(Transcript entries for document pages)

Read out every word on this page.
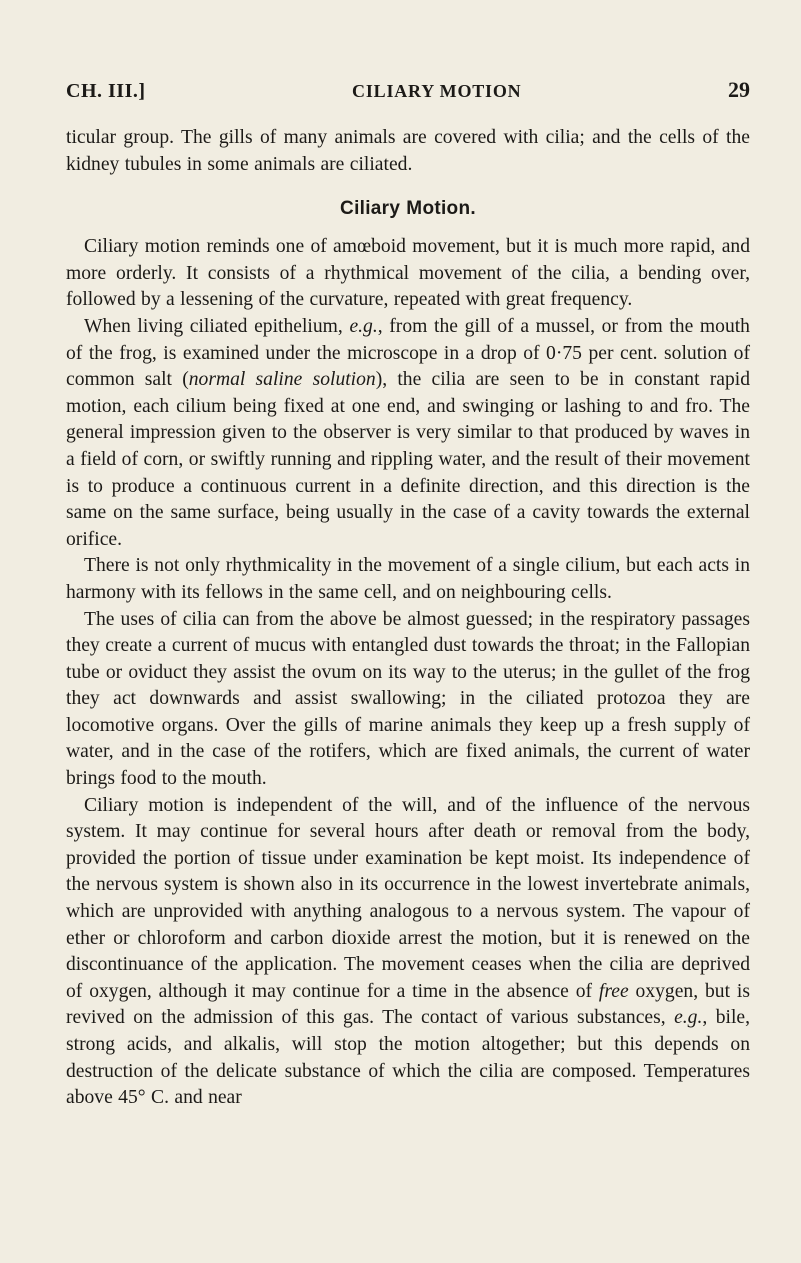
CH. III.]	CILIARY MOTION	29

ticular group. The gills of many animals are covered with cilia; and the cells of the kidney tubules in some animals are ciliated.

Ciliary Motion.

Ciliary motion reminds one of amœboid movement, but it is much more rapid, and more orderly. It consists of a rhythmical movement of the cilia, a bending over, followed by a lessening of the curvature, repeated with great frequency.

When living ciliated epithelium, e.g., from the gill of a mussel, or from the mouth of the frog, is examined under the microscope in a drop of 0·75 per cent. solution of common salt (normal saline solution), the cilia are seen to be in constant rapid motion, each cilium being fixed at one end, and swinging or lashing to and fro. The general impression given to the observer is very similar to that produced by waves in a field of corn, or swiftly running and rippling water, and the result of their movement is to produce a continuous current in a definite direction, and this direction is the same on the same surface, being usually in the case of a cavity towards the external orifice.

There is not only rhythmicality in the movement of a single cilium, but each acts in harmony with its fellows in the same cell, and on neighbouring cells.

The uses of cilia can from the above be almost guessed; in the respiratory passages they create a current of mucus with entangled dust towards the throat; in the Fallopian tube or oviduct they assist the ovum on its way to the uterus; in the gullet of the frog they act downwards and assist swallowing; in the ciliated protozoa they are locomotive organs. Over the gills of marine animals they keep up a fresh supply of water, and in the case of the rotifers, which are fixed animals, the current of water brings food to the mouth.

Ciliary motion is independent of the will, and of the influence of the nervous system. It may continue for several hours after death or removal from the body, provided the portion of tissue under examination be kept moist. Its independence of the nervous system is shown also in its occurrence in the lowest invertebrate animals, which are unprovided with anything analogous to a nervous system. The vapour of ether or chloroform and carbon dioxide arrest the motion, but it is renewed on the discontinuance of the application. The movement ceases when the cilia are deprived of oxygen, although it may continue for a time in the absence of free oxygen, but is revived on the admission of this gas. The contact of various substances, e.g., bile, strong acids, and alkalis, will stop the motion altogether; but this depends on destruction of the delicate substance of which the cilia are composed. Temperatures above 45° C. and near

* **Task item**
Give back the records exactly, minus any pictures.

* **Problem solution**
Read out every word on this page.
CH. III.]	CILIARY MOTION	29

ticular group. The gills of many animals are covered with cilia; and the cells of the kidney tubules in some animals are ciliated.

Ciliary Motion.

Ciliary motion reminds one of amœboid movement, but it is much more rapid, and more orderly. It consists of a rhythmical movement of the cilia, a bending over, followed by a lessening of the curvature, repeated with great frequency.

When living ciliated epithelium, e.g., from the gill of a mussel, or from the mouth of the frog, is examined under the microscope in a drop of 0·75 per cent. solution of common salt (normal saline solution), the cilia are seen to be in constant rapid motion, each cilium being fixed at one end, and swinging or lashing to and fro. The general impression given to the observer is very similar to that produced by waves in a field of corn, or swiftly running and rippling water, and the result of their movement is to produce a continuous current in a definite direction, and this direction is the same on the same surface, being usually in the case of a cavity towards the external orifice.

There is not only rhythmicality in the movement of a single cilium, but each acts in harmony with its fellows in the same cell, and on neighbouring cells.

The uses of cilia can from the above be almost guessed; in the respiratory passages they create a current of mucus with entangled dust towards the throat; in the Fallopian tube or oviduct they assist the ovum on its way to the uterus; in the gullet of the frog they act downwards and assist swallowing; in the ciliated protozoa they are locomotive organs. Over the gills of marine animals they keep up a fresh supply of water, and in the case of the rotifers, which are fixed animals, the current of water brings food to the mouth.

Ciliary motion is independent of the will, and of the influence of the nervous system. It may continue for several hours after death or removal from the body, provided the portion of tissue under examination be kept moist. Its independence of the nervous system is shown also in its occurrence in the lowest invertebrate animals, which are unprovided with anything analogous to a nervous system. The vapour of ether or chloroform and carbon dioxide arrest the motion, but it is renewed on the discontinuance of the application. The movement ceases when the cilia are deprived of oxygen, although it may continue for a time in the absence of free oxygen, but is revived on the admission of this gas. The contact of various substances, e.g., bile, strong acids, and alkalis, will stop the motion altogether; but this depends on destruction of the delicate substance of which the cilia are composed. Temperatures above 45° C. and near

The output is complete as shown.